== The task ==
Copy out, character for character, the rows that run from the very first one through the row containing "28, 266, 62]", including both of these end rows.
## Start Given data
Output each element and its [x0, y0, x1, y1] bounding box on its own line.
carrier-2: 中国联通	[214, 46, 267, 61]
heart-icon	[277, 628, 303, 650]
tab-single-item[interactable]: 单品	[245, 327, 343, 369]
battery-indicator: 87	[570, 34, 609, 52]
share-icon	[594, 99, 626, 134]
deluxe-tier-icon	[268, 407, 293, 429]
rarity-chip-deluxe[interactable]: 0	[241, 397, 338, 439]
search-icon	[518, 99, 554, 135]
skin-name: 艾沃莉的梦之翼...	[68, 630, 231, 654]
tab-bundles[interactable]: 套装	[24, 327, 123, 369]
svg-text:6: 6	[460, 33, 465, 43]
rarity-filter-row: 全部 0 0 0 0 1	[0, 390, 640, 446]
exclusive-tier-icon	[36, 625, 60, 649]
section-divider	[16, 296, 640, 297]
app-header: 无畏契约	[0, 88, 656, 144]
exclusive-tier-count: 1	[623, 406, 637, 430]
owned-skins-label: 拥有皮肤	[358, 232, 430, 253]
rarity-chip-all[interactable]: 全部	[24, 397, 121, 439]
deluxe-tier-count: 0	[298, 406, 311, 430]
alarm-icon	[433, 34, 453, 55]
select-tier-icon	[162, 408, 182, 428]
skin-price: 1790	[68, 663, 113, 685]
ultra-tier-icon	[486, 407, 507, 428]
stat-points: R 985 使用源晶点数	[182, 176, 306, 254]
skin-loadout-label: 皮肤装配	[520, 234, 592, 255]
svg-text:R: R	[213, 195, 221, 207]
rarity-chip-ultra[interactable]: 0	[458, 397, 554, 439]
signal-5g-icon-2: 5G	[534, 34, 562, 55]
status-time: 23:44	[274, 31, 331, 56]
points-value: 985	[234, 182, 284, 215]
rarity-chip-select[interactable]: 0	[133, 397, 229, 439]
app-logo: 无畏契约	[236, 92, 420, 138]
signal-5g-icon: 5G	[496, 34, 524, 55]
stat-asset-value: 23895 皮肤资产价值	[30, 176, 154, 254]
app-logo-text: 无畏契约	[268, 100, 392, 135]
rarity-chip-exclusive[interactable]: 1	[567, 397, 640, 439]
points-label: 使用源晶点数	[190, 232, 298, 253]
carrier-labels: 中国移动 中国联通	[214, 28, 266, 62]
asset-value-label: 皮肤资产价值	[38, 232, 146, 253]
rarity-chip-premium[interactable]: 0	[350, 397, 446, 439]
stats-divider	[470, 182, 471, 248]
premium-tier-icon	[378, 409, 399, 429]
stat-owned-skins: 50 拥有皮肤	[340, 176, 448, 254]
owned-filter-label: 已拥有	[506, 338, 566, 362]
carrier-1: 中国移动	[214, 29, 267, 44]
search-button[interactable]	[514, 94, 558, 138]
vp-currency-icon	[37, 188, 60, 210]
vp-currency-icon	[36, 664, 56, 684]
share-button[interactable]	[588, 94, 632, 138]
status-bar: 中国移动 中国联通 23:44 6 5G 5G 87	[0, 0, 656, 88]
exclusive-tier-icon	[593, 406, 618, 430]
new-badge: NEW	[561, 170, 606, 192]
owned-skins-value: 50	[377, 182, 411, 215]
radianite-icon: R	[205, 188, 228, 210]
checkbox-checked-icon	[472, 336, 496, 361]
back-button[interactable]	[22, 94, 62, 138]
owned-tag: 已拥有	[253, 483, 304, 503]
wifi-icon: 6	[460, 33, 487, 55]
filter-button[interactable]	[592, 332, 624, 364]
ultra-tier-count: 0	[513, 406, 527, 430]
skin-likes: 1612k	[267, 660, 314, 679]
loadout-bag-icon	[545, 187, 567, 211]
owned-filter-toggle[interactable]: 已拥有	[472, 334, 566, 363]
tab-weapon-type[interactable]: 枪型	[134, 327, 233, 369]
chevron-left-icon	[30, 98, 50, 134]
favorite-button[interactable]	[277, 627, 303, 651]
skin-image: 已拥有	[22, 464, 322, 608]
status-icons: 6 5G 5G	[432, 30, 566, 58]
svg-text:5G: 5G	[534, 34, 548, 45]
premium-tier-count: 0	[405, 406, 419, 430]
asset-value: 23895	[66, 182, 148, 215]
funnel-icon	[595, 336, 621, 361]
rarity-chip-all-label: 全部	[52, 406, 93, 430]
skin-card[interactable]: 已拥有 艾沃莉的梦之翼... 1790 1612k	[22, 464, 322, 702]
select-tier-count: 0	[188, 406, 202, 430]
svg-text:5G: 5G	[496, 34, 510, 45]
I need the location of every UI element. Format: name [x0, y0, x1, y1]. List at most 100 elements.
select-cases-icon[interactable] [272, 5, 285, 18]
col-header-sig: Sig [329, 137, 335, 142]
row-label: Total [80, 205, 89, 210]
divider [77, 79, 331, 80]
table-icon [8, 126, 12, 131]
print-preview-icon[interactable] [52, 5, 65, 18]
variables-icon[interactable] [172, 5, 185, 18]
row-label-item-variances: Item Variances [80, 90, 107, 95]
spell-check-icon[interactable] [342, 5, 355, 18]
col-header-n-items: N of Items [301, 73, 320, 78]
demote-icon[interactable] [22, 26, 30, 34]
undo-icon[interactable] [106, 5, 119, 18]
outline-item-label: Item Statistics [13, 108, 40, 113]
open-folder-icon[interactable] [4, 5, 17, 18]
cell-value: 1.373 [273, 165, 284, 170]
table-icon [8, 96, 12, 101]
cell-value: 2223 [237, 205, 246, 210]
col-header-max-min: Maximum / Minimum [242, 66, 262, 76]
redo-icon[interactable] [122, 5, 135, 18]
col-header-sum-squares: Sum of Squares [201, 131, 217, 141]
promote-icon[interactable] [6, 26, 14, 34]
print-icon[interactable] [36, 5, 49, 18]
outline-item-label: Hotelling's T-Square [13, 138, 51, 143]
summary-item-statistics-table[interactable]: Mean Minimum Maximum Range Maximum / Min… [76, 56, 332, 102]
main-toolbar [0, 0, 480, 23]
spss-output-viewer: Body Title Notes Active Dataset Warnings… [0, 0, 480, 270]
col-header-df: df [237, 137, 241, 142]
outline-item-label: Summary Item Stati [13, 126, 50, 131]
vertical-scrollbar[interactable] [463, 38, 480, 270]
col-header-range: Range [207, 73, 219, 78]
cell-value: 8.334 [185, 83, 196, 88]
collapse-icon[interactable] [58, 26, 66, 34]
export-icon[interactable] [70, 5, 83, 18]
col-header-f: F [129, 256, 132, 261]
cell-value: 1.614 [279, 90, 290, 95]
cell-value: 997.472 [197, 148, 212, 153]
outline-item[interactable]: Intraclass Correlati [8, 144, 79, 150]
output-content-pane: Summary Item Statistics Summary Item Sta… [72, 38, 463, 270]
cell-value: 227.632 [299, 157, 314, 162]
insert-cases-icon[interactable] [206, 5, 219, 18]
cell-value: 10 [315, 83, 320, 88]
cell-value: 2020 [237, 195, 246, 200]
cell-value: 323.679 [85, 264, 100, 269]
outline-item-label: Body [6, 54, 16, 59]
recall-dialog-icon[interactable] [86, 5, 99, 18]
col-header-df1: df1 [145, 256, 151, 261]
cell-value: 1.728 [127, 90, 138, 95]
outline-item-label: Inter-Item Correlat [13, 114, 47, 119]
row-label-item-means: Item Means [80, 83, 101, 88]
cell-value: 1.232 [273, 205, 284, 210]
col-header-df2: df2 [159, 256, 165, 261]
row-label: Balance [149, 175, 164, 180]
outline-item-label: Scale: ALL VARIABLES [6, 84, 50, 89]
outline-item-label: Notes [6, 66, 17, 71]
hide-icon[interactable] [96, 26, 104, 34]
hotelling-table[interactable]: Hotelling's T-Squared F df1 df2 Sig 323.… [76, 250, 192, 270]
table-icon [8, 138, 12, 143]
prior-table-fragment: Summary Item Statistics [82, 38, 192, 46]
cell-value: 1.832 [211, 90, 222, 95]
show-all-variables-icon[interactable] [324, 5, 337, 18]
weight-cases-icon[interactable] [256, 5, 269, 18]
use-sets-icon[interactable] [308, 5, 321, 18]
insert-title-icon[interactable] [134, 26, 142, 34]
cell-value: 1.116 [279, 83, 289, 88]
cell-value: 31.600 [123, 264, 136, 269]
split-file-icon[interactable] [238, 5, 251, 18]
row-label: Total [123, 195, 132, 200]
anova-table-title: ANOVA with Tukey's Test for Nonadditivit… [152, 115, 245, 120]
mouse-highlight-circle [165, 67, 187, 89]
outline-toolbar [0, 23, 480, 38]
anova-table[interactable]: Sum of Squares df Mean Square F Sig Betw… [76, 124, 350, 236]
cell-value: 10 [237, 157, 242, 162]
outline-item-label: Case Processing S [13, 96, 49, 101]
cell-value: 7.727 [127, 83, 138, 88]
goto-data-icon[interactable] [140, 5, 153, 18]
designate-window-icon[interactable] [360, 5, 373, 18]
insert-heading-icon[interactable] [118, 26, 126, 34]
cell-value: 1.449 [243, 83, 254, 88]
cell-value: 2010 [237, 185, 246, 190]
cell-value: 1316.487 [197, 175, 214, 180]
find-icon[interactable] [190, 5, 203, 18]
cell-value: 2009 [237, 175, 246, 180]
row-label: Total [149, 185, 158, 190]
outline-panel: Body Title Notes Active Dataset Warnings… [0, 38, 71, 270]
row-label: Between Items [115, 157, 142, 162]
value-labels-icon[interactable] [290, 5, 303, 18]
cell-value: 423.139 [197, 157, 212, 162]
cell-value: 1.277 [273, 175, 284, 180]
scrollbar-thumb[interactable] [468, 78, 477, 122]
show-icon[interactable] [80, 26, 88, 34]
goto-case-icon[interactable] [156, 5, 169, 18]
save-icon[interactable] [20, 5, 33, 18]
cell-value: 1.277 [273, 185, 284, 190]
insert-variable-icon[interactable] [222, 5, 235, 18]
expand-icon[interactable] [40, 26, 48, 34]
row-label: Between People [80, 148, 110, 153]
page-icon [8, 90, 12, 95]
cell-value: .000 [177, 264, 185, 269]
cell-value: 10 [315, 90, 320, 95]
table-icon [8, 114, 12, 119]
## End Given data
== Answer to this task ==
Output each element and its [x0, y0, x1, y1] bounding box on its own line.
carrier-2: 中国联通	[214, 46, 267, 61]
heart-icon	[277, 628, 303, 650]
tab-single-item[interactable]: 单品	[245, 327, 343, 369]
battery-indicator: 87	[570, 34, 609, 52]
share-icon	[594, 99, 626, 134]
deluxe-tier-icon	[268, 407, 293, 429]
rarity-chip-deluxe[interactable]: 0	[241, 397, 338, 439]
search-icon	[518, 99, 554, 135]
skin-name: 艾沃莉的梦之翼...	[68, 630, 231, 654]
tab-bundles[interactable]: 套装	[24, 327, 123, 369]
svg-text:6: 6	[460, 33, 465, 43]
rarity-filter-row: 全部 0 0 0 0 1	[0, 390, 640, 446]
exclusive-tier-icon	[36, 625, 60, 649]
section-divider	[16, 296, 640, 297]
app-header: 无畏契约	[0, 88, 656, 144]
exclusive-tier-count: 1	[623, 406, 637, 430]
owned-skins-label: 拥有皮肤	[358, 232, 430, 253]
rarity-chip-all[interactable]: 全部	[24, 397, 121, 439]
deluxe-tier-count: 0	[298, 406, 311, 430]
alarm-icon	[433, 34, 453, 55]
select-tier-icon	[162, 408, 182, 428]
skin-price: 1790	[68, 663, 113, 685]
ultra-tier-icon	[486, 407, 507, 428]
stat-points: R 985 使用源晶点数	[182, 176, 306, 254]
skin-loadout-label: 皮肤装配	[520, 234, 592, 255]
svg-text:R: R	[213, 195, 221, 207]
rarity-chip-ultra[interactable]: 0	[458, 397, 554, 439]
signal-5g-icon-2: 5G	[534, 34, 562, 55]
status-time: 23:44	[274, 31, 331, 56]
points-value: 985	[234, 182, 284, 215]
rarity-chip-select[interactable]: 0	[133, 397, 229, 439]
app-logo: 无畏契约	[236, 92, 420, 138]
signal-5g-icon: 5G	[496, 34, 524, 55]
stat-asset-value: 23895 皮肤资产价值	[30, 176, 154, 254]
app-logo-text: 无畏契约	[268, 100, 392, 135]
rarity-chip-exclusive[interactable]: 1	[567, 397, 640, 439]
points-label: 使用源晶点数	[190, 232, 298, 253]
carrier-labels: 中国移动 中国联通	[214, 28, 266, 62]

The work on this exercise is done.